[Stored entries]
>>>>>
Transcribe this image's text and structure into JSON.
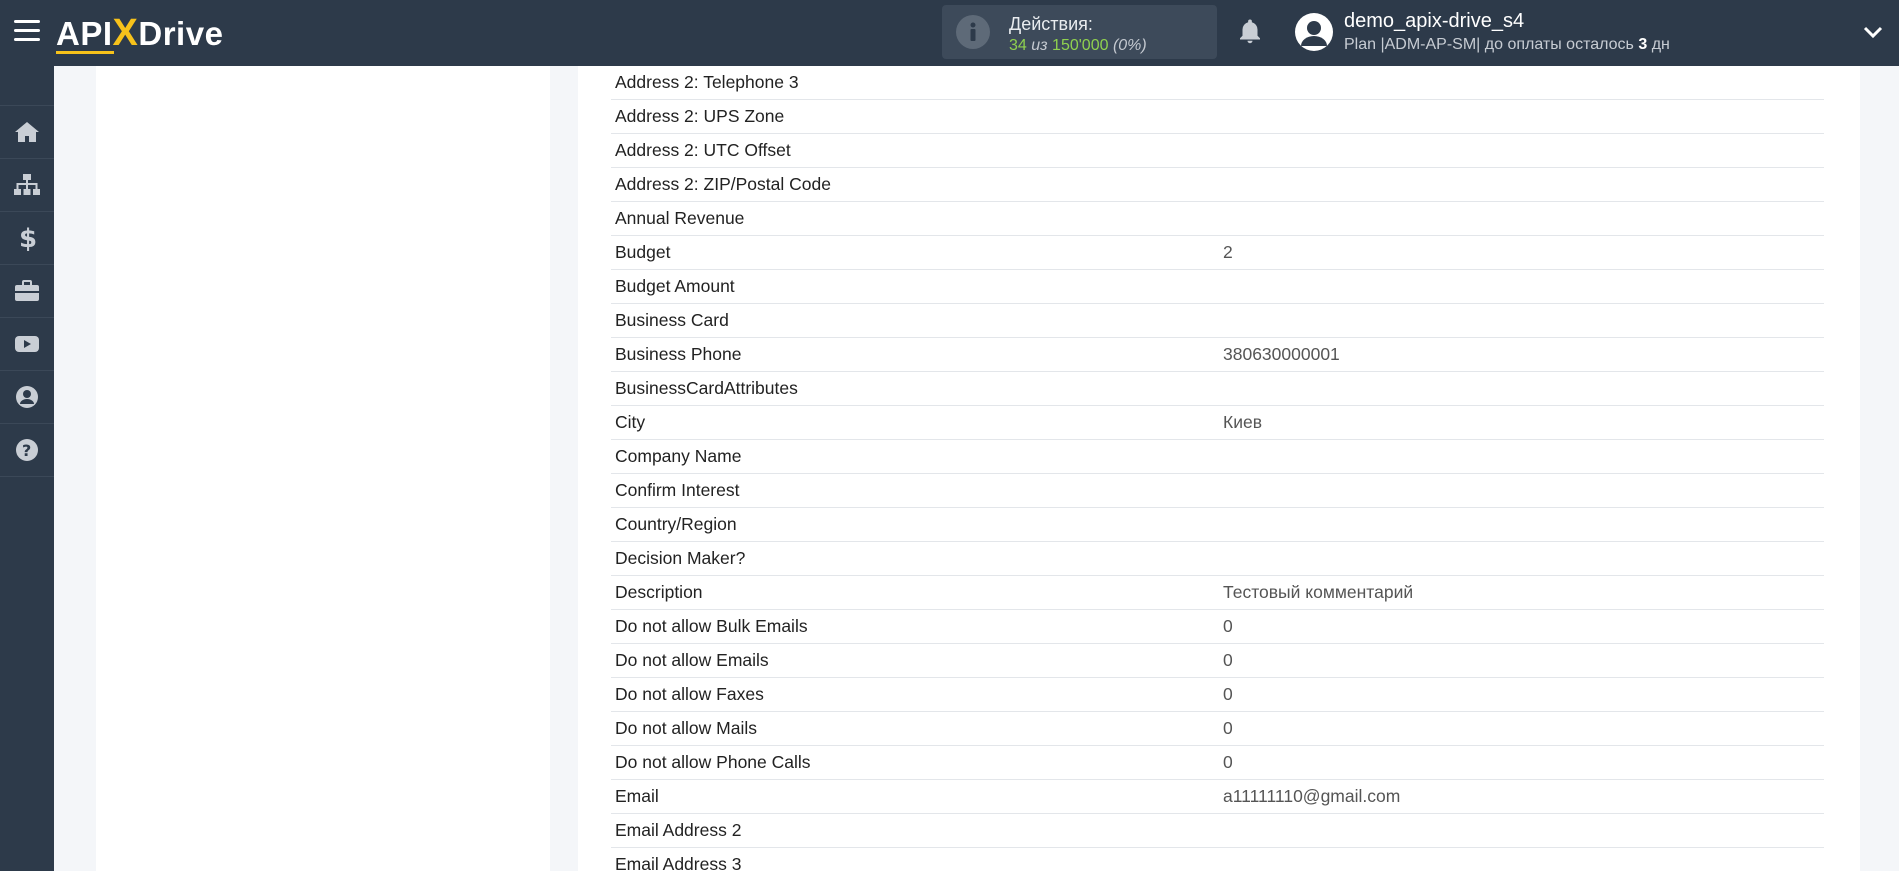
{
  "topbar": {
    "logo": {
      "part1": "API",
      "x": "X",
      "part2": "Drive"
    },
    "actions": {
      "label": "Действия:",
      "used": "34",
      "of": "из",
      "total": "150'000",
      "percent": "(0%)"
    },
    "user": {
      "name": "demo_apix-drive_s4",
      "plan_prefix": "Plan |ADM-AP-SM| до оплаты осталось",
      "days": "3",
      "days_unit": "дн"
    }
  },
  "sidebar": {
    "items": [
      {
        "icon": "home-icon"
      },
      {
        "icon": "sitemap-icon"
      },
      {
        "icon": "dollar-icon"
      },
      {
        "icon": "briefcase-icon"
      },
      {
        "icon": "youtube-icon"
      },
      {
        "icon": "user-circle-icon"
      },
      {
        "icon": "question-icon"
      }
    ]
  },
  "fields": [
    {
      "key": "Address 2: Telephone 3",
      "value": ""
    },
    {
      "key": "Address 2: UPS Zone",
      "value": ""
    },
    {
      "key": "Address 2: UTC Offset",
      "value": ""
    },
    {
      "key": "Address 2: ZIP/Postal Code",
      "value": ""
    },
    {
      "key": "Annual Revenue",
      "value": ""
    },
    {
      "key": "Budget",
      "value": "2"
    },
    {
      "key": "Budget Amount",
      "value": ""
    },
    {
      "key": "Business Card",
      "value": ""
    },
    {
      "key": "Business Phone",
      "value": "380630000001"
    },
    {
      "key": "BusinessCardAttributes",
      "value": ""
    },
    {
      "key": "City",
      "value": "Киев"
    },
    {
      "key": "Company Name",
      "value": ""
    },
    {
      "key": "Confirm Interest",
      "value": ""
    },
    {
      "key": "Country/Region",
      "value": ""
    },
    {
      "key": "Decision Maker?",
      "value": ""
    },
    {
      "key": "Description",
      "value": "Тестовый комментарий"
    },
    {
      "key": "Do not allow Bulk Emails",
      "value": "0"
    },
    {
      "key": "Do not allow Emails",
      "value": "0"
    },
    {
      "key": "Do not allow Faxes",
      "value": "0"
    },
    {
      "key": "Do not allow Mails",
      "value": "0"
    },
    {
      "key": "Do not allow Phone Calls",
      "value": "0"
    },
    {
      "key": "Email",
      "value": "a11111110@gmail.com"
    },
    {
      "key": "Email Address 2",
      "value": ""
    },
    {
      "key": "Email Address 3",
      "value": ""
    }
  ]
}
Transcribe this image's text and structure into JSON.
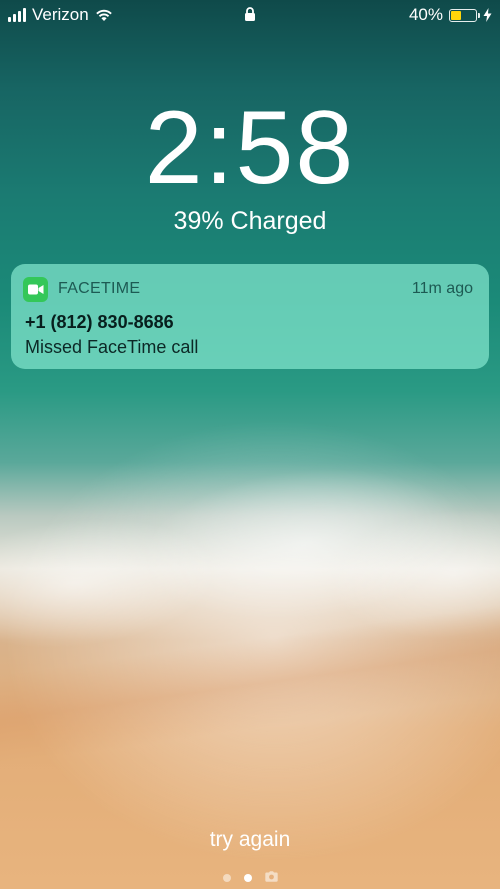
{
  "status_bar": {
    "carrier": "Verizon",
    "battery_percent": "40%",
    "battery_level": 0.4,
    "battery_color": "#ffd60a",
    "icons": [
      "signal-icon",
      "wifi-icon",
      "lock-icon",
      "battery-icon",
      "charging-bolt-icon"
    ]
  },
  "lock_screen": {
    "time": "2:58",
    "charge_status": "39% Charged",
    "hint": "try again"
  },
  "notification": {
    "app_name": "FACETIME",
    "time_ago": "11m ago",
    "title": "+1 (812) 830-8686",
    "body": "Missed FaceTime call",
    "app_icon": "facetime-icon",
    "app_color": "#34c759"
  },
  "pager": {
    "pages": 3,
    "active_index": 1,
    "last_icon": "camera-icon"
  }
}
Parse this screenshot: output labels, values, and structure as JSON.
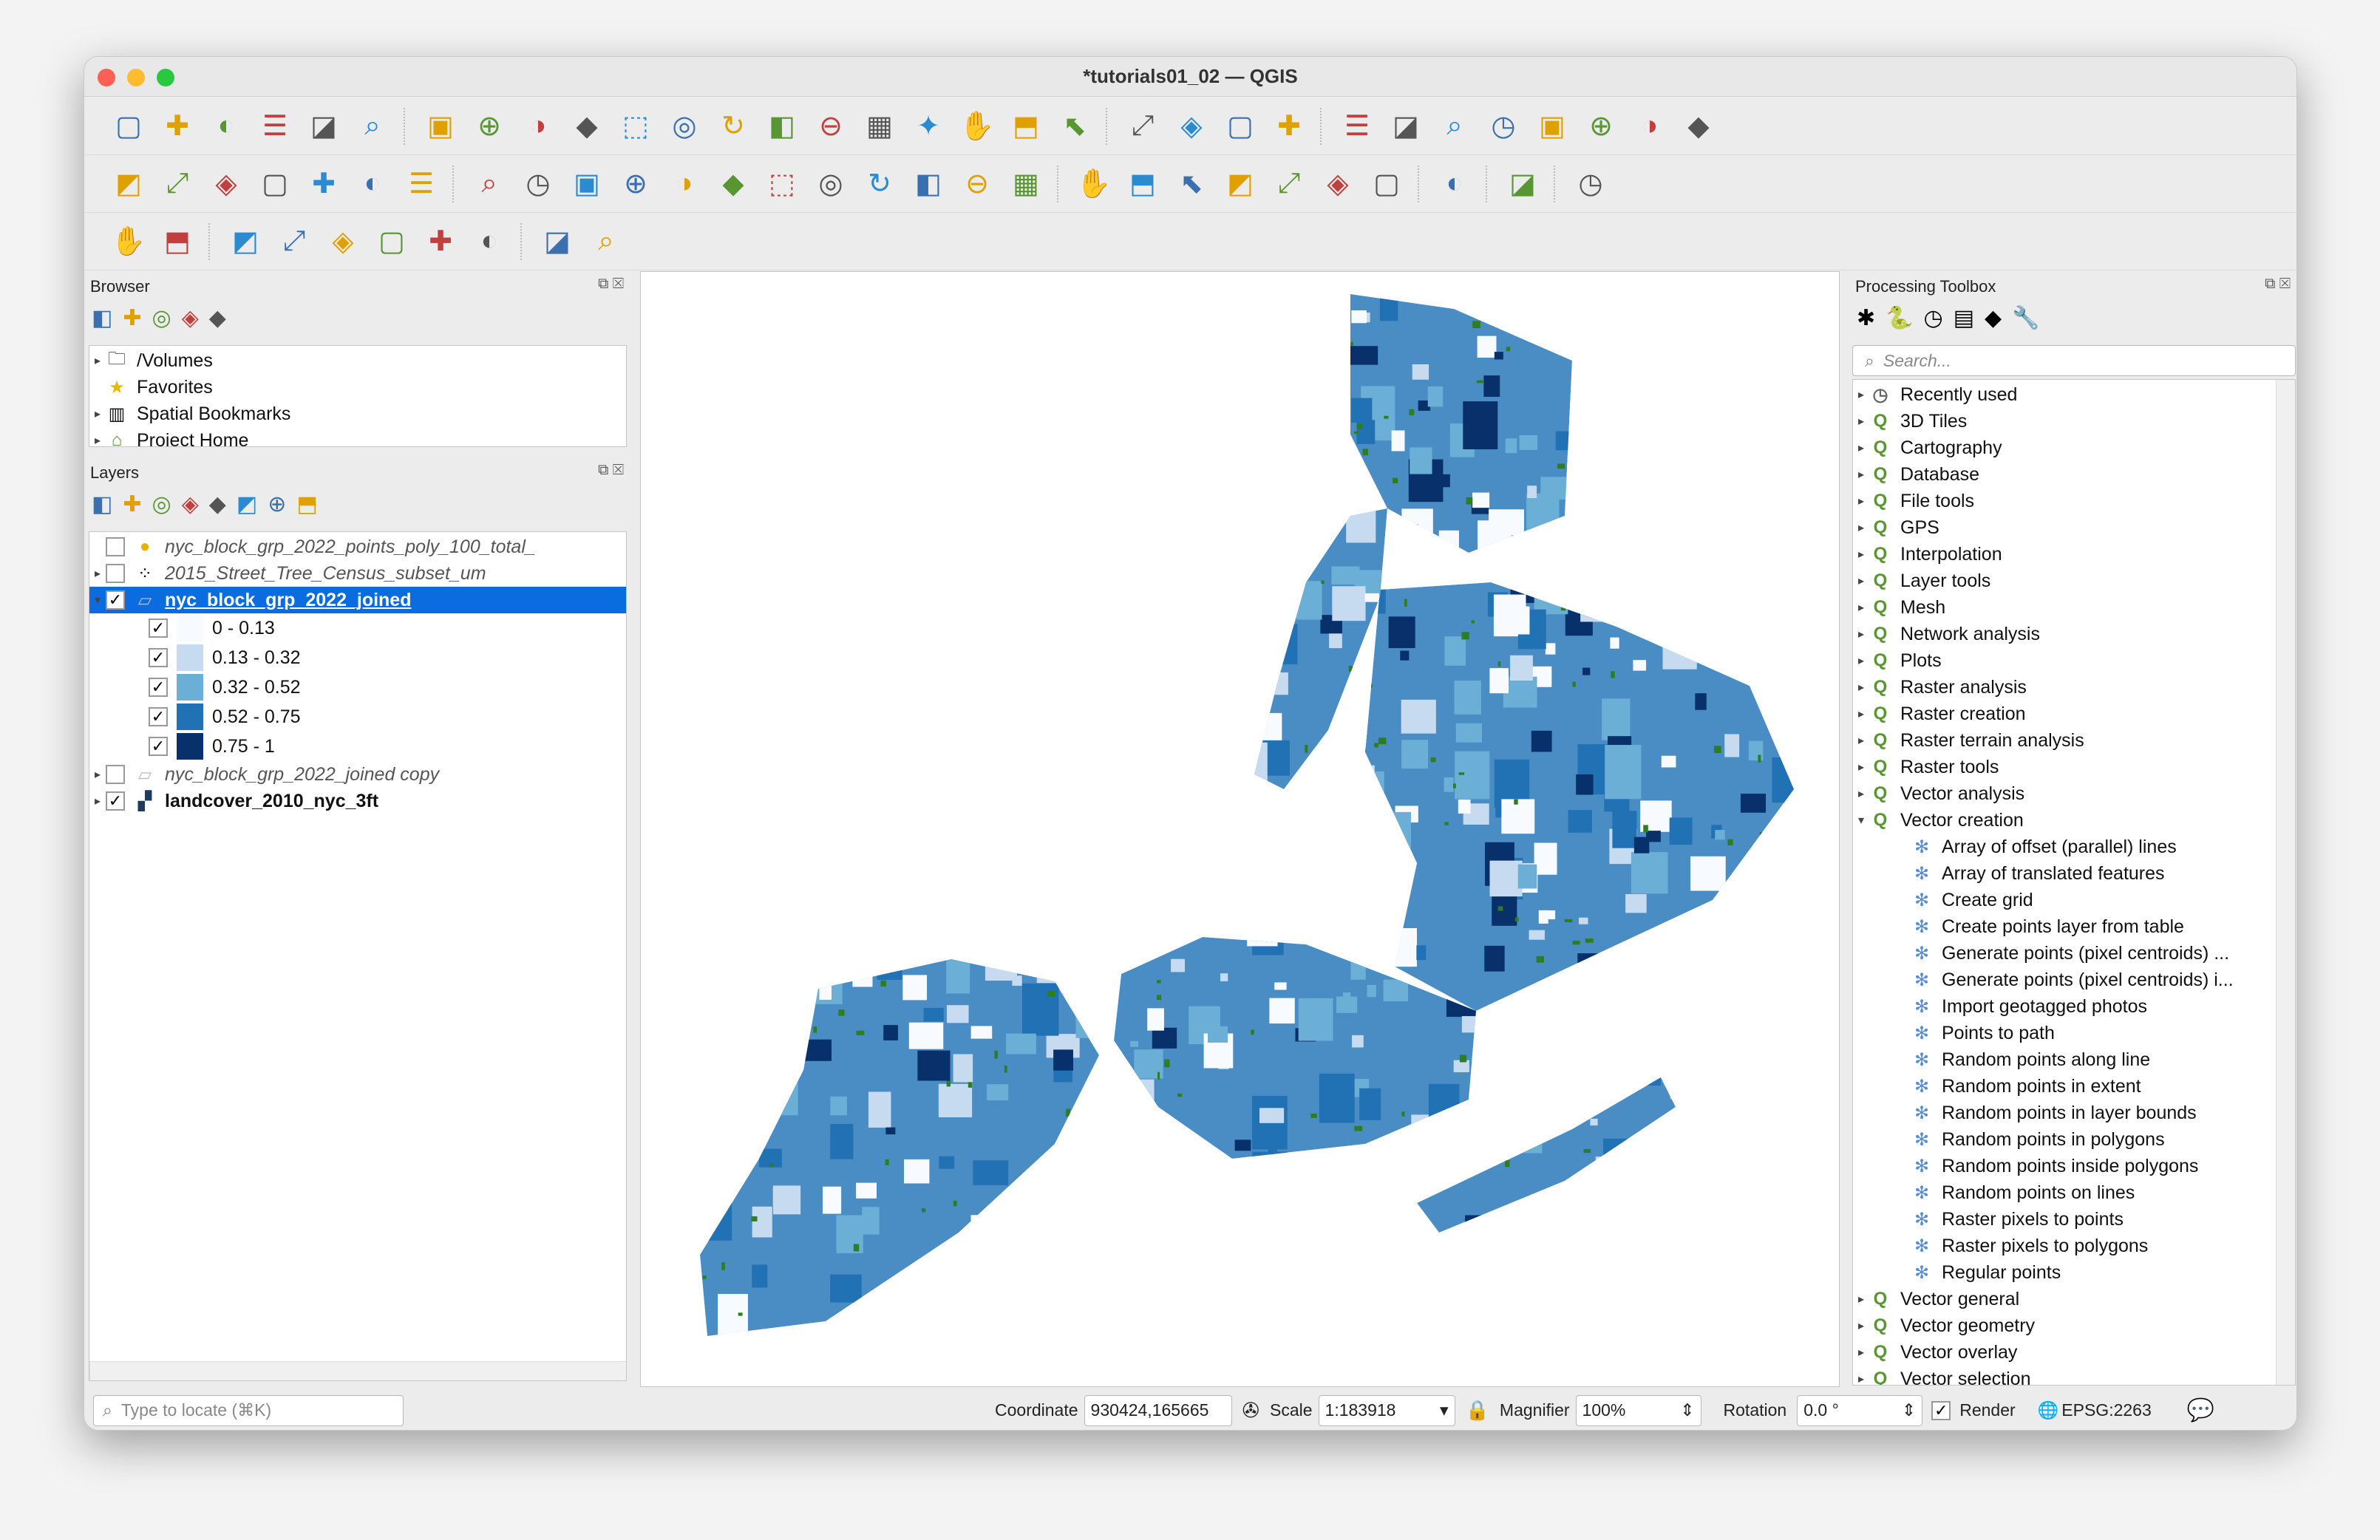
<<<<<
STATED GOAL: Copy every line that includes the string "Address" from the material above.

THE RESULT:
      "key": "Address 2: Telephone 3",
      "key": "Address 2: UPS Zone",
      "key": "Address 2: UTC Offset",
      "key": "Address 2: ZIP/Postal Code",
      "key": "Email Address 2",
      "key": "Email Address 3",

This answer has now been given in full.